====== Entries provided ======

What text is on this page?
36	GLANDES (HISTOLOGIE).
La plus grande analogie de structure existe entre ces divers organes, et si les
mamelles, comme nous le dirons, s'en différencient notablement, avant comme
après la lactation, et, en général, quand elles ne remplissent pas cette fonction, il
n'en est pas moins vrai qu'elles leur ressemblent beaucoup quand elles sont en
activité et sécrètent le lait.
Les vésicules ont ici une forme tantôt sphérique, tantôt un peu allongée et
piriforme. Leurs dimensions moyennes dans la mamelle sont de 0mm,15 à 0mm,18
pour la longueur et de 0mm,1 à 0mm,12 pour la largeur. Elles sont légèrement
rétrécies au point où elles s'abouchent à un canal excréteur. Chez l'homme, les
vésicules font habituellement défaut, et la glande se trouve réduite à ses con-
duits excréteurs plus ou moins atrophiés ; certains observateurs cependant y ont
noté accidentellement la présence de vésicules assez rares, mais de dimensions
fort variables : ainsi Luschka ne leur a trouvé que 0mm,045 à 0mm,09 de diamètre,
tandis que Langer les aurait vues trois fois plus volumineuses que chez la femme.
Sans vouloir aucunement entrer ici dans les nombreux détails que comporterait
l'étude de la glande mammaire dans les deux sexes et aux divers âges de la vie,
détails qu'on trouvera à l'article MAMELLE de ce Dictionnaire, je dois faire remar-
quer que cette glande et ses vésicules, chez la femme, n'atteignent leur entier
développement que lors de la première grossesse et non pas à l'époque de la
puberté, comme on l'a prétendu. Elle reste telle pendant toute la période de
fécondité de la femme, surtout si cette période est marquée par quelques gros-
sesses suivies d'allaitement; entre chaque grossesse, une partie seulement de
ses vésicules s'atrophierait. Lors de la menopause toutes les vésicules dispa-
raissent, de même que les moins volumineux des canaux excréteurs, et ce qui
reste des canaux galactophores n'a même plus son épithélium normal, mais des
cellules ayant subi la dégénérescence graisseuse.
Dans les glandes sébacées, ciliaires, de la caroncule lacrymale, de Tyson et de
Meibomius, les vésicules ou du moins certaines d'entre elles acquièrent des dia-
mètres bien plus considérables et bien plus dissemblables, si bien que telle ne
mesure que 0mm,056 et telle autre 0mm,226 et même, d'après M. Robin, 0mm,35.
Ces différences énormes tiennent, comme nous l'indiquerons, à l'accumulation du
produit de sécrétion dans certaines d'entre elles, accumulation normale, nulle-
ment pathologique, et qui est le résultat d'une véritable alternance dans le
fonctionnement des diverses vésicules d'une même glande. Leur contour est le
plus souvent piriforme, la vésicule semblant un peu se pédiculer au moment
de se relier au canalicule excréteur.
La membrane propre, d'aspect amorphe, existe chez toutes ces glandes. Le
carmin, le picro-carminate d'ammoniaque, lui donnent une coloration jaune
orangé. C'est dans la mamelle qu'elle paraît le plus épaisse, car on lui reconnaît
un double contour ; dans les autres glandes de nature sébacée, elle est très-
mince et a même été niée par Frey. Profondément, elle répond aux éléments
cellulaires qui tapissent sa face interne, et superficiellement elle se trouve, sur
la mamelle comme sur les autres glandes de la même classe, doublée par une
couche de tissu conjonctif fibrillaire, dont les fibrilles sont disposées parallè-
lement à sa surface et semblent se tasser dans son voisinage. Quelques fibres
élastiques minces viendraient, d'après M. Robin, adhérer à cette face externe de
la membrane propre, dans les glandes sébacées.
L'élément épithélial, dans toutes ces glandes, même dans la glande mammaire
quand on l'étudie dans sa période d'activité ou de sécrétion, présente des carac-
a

======
====== Entries provided ======

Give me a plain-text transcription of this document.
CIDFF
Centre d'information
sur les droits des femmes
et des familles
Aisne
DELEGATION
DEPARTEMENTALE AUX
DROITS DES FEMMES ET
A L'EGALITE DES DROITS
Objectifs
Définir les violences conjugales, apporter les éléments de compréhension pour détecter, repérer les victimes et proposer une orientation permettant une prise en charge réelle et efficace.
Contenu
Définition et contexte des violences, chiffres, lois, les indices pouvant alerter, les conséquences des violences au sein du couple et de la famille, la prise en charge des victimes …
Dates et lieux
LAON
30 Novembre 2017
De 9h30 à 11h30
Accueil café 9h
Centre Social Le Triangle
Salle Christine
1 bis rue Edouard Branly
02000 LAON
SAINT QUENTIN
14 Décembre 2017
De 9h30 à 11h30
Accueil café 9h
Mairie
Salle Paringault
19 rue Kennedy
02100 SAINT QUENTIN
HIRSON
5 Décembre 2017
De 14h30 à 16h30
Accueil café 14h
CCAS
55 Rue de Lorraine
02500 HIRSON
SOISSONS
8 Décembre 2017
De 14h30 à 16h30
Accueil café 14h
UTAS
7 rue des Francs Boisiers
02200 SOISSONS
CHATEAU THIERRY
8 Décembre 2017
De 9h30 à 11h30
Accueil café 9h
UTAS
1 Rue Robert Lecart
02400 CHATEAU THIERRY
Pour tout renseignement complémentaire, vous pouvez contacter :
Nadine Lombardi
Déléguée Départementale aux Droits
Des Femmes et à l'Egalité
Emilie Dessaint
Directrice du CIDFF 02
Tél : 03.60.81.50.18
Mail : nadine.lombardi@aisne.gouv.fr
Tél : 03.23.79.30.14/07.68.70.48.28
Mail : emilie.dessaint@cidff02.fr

======
====== Entries provided ======

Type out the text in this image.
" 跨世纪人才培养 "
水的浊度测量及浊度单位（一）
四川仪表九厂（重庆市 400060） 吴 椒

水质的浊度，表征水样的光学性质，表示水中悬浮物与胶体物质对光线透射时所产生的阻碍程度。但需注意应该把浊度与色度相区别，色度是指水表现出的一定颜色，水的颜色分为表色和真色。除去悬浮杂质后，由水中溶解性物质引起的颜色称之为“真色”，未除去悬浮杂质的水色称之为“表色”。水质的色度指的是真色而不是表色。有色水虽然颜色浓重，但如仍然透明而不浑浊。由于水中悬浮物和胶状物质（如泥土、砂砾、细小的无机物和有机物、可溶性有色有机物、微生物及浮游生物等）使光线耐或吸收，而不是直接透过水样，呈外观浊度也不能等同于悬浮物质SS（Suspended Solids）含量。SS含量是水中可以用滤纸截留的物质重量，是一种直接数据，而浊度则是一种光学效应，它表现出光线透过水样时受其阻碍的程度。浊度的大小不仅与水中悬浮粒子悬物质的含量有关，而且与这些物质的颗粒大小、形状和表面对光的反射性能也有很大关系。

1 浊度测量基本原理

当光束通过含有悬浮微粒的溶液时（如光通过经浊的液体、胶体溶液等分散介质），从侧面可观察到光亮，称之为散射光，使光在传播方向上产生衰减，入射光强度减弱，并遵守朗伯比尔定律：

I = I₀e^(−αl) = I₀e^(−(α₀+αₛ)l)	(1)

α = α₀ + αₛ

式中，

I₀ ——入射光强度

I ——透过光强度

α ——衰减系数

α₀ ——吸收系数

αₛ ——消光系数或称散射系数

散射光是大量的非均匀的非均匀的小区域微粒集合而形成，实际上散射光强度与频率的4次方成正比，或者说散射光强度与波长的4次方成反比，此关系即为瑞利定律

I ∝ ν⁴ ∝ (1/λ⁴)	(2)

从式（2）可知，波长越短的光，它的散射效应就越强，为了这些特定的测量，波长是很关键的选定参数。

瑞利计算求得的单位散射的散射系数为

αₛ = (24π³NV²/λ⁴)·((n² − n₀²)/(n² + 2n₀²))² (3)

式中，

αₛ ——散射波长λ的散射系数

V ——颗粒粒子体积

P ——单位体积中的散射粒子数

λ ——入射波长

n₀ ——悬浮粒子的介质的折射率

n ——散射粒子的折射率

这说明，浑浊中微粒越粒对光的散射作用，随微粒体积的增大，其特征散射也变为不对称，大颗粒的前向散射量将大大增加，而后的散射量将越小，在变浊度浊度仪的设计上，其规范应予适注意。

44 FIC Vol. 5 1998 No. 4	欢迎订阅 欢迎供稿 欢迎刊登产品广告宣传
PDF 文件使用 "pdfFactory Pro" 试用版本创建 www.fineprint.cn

======

> [Exercise description]: Which lines contain the word "CHATEAU"? Copy each of them.

> [Output of the task]:
CHATEAU THIERRY
02400 CHATEAU THIERRY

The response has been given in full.